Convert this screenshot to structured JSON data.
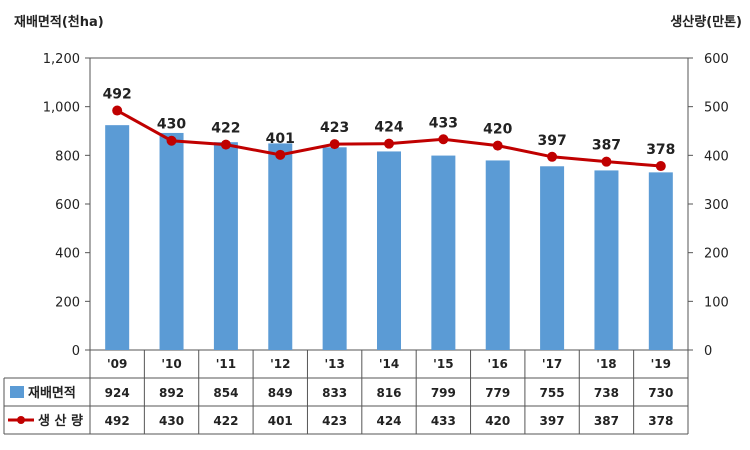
{
  "chart_data": {
    "type": "bar",
    "categories": [
      "'09",
      "'10",
      "'11",
      "'12",
      "'13",
      "'14",
      "'15",
      "'16",
      "'17",
      "'18",
      "'19"
    ],
    "series": [
      {
        "name": "재배면적",
        "type": "bar",
        "axis": "left",
        "values": [
          924,
          892,
          854,
          849,
          833,
          816,
          799,
          779,
          755,
          738,
          730
        ]
      },
      {
        "name": "생 산 량",
        "type": "line",
        "axis": "right",
        "values": [
          492,
          430,
          422,
          401,
          423,
          424,
          433,
          420,
          397,
          387,
          378
        ]
      }
    ],
    "left_axis": {
      "label": "재배면적(천ha)",
      "range": [
        0,
        1200
      ],
      "ticks": [
        "0",
        "200",
        "400",
        "600",
        "800",
        "1,000",
        "1,200"
      ]
    },
    "right_axis": {
      "label": "생산량(만톤)",
      "range": [
        0,
        600
      ],
      "ticks": [
        "0",
        "100",
        "200",
        "300",
        "400",
        "500",
        "600"
      ]
    },
    "grid": false,
    "legend_placement": "data table below",
    "colors": {
      "bar": "#5b9bd5",
      "line": "#c00000"
    }
  }
}
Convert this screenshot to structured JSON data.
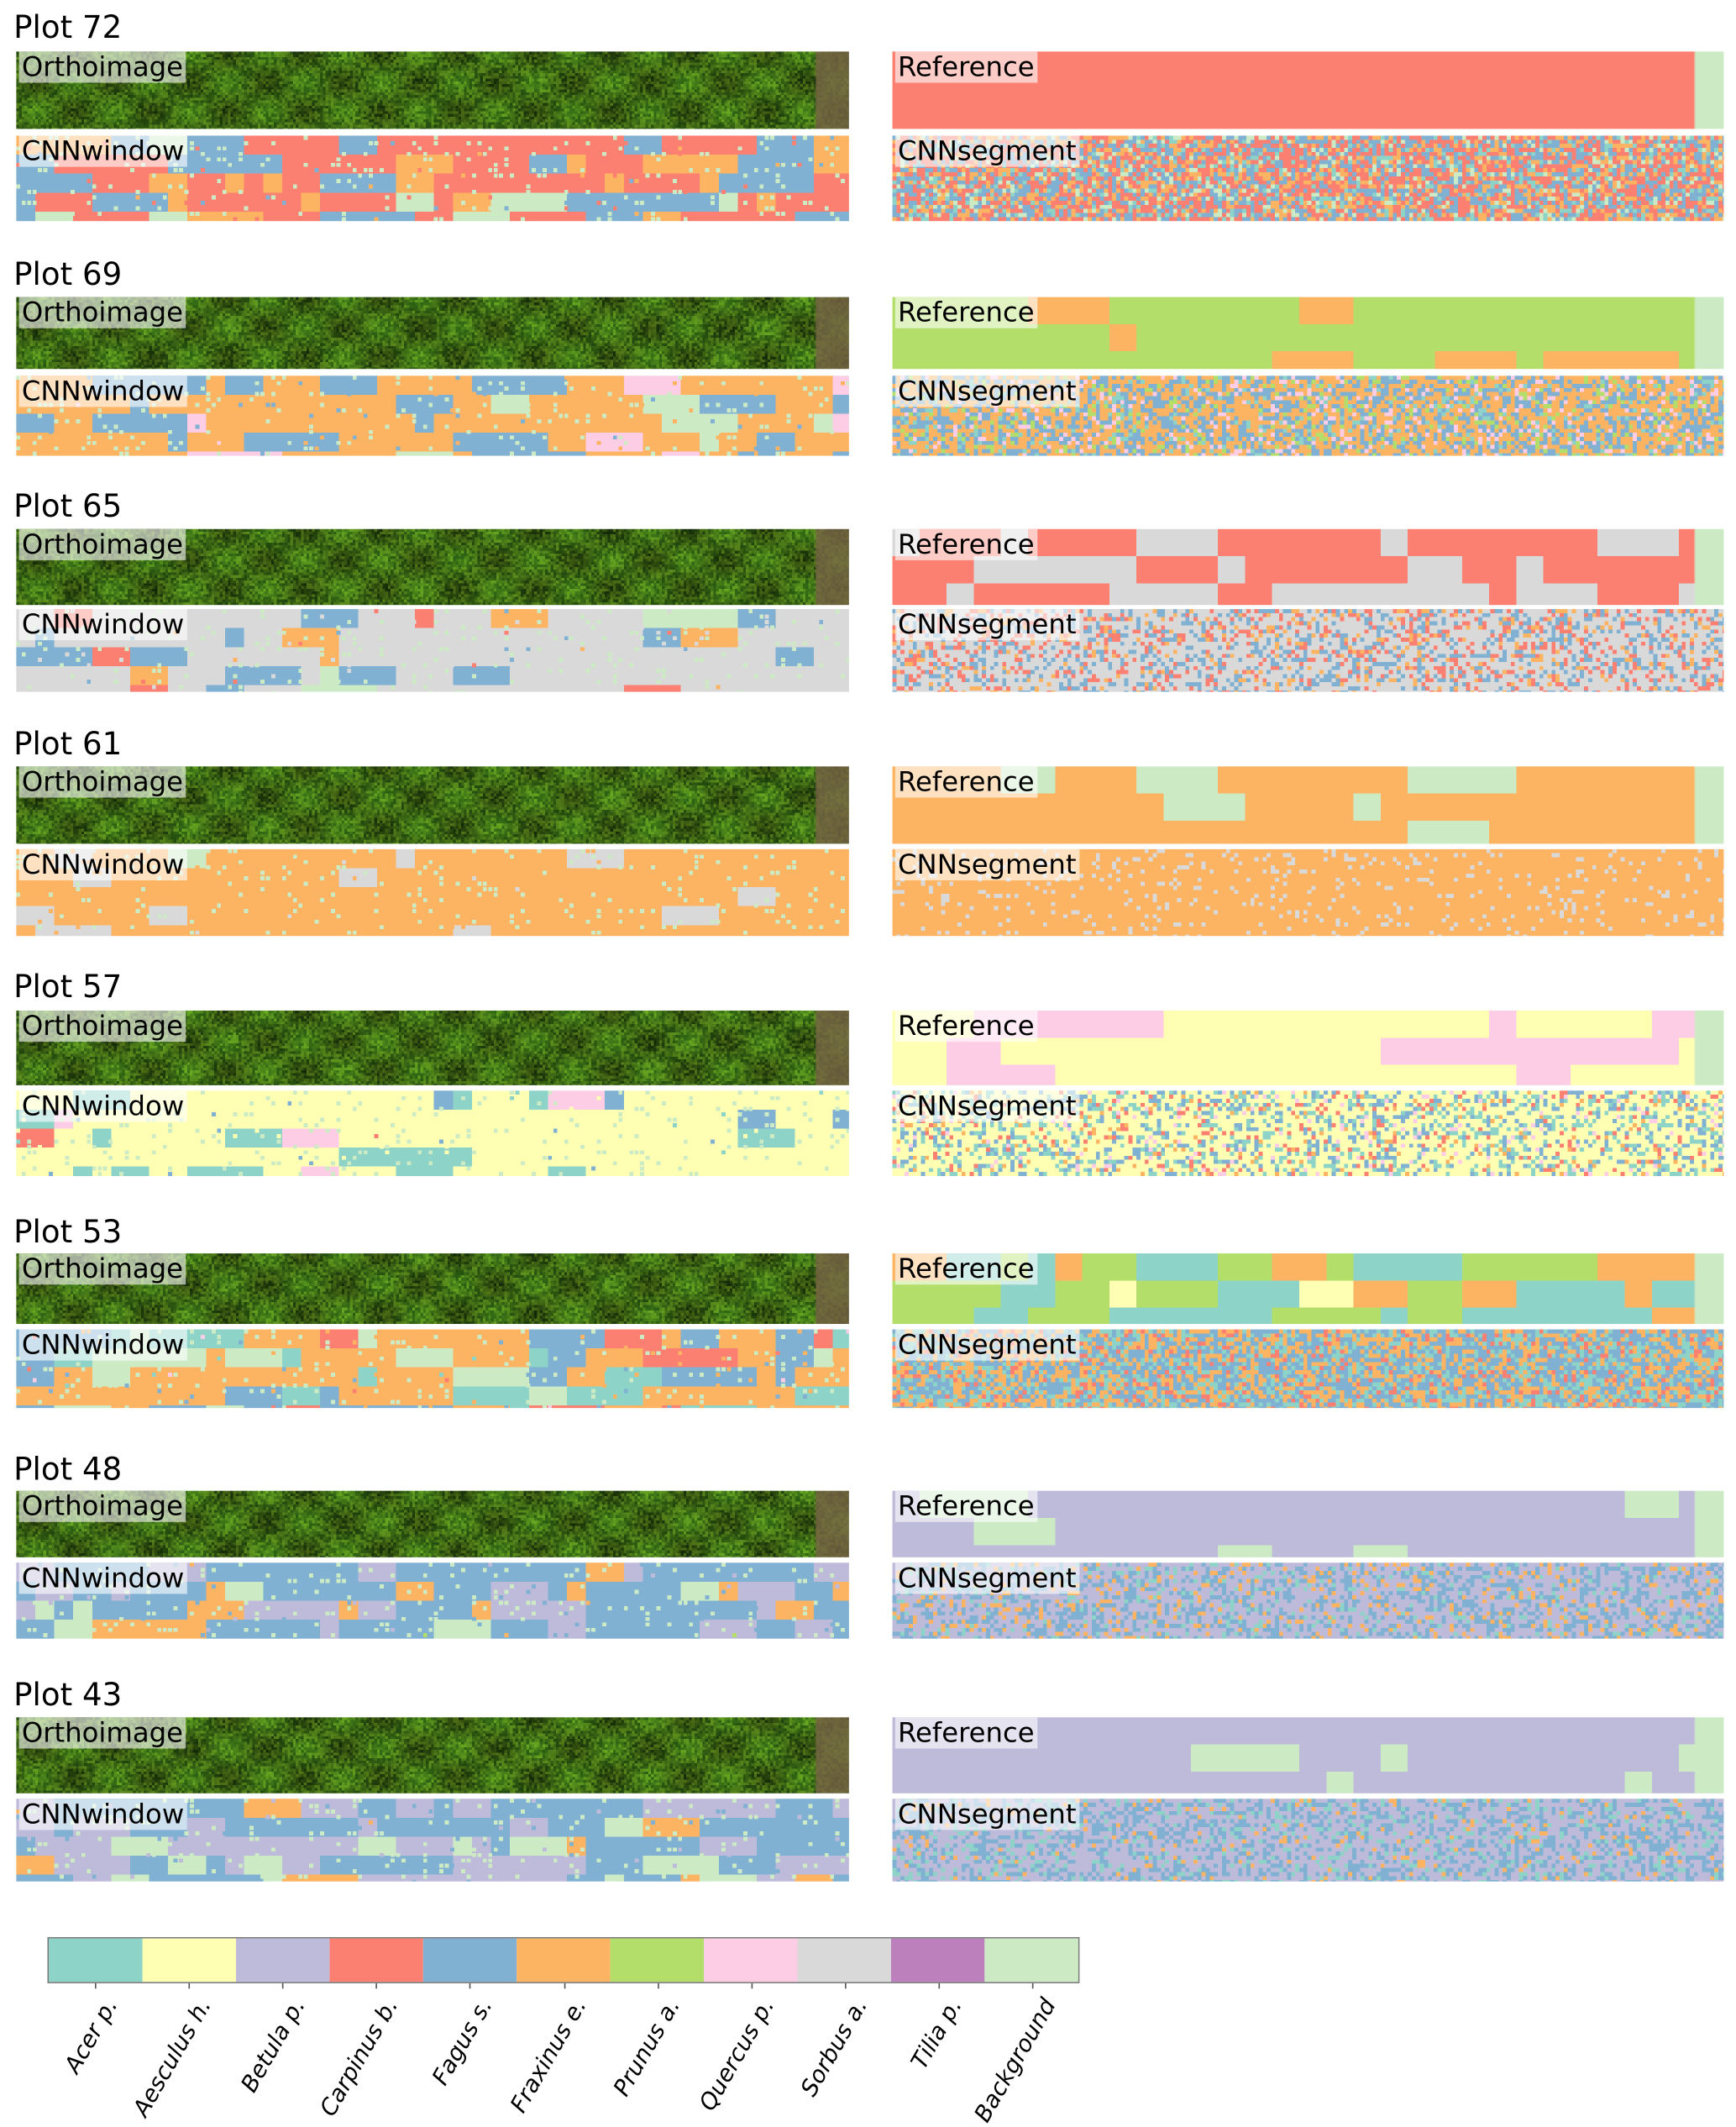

◆ THE TASK
Exclude all images and restate the records above word for word.

◆ RESULT OF THE EXERCISE
Convert this screenshot to structured JSON data.
{
  "chart_data": {
    "type": "bar",
    "categories": [
      "'09",
      "'10",
      "'11",
      "'12",
      "'13",
      "'14",
      "'15",
      "'16",
      "'17",
      "'18",
      "'19"
    ],
    "series": [
      {
        "name": "재배면적",
        "type": "bar",
        "axis": "left",
        "values": [
          924,
          892,
          854,
          849,
          833,
          816,
          799,
          779,
          755,
          738,
          730
        ]
      },
      {
        "name": "생 산 량",
        "type": "line",
        "axis": "right",
        "values": [
          492,
          430,
          422,
          401,
          423,
          424,
          433,
          420,
          397,
          387,
          378
        ]
      }
    ],
    "left_axis": {
      "label": "재배면적(천ha)",
      "range": [
        0,
        1200
      ],
      "ticks": [
        "0",
        "200",
        "400",
        "600",
        "800",
        "1,000",
        "1,200"
      ]
    },
    "right_axis": {
      "label": "생산량(만톤)",
      "range": [
        0,
        600
      ],
      "ticks": [
        "0",
        "100",
        "200",
        "300",
        "400",
        "500",
        "600"
      ]
    },
    "grid": false,
    "legend_placement": "data table below",
    "colors": {
      "bar": "#5b9bd5",
      "line": "#c00000"
    }
  }
}
Convert this screenshot to structured JSON data.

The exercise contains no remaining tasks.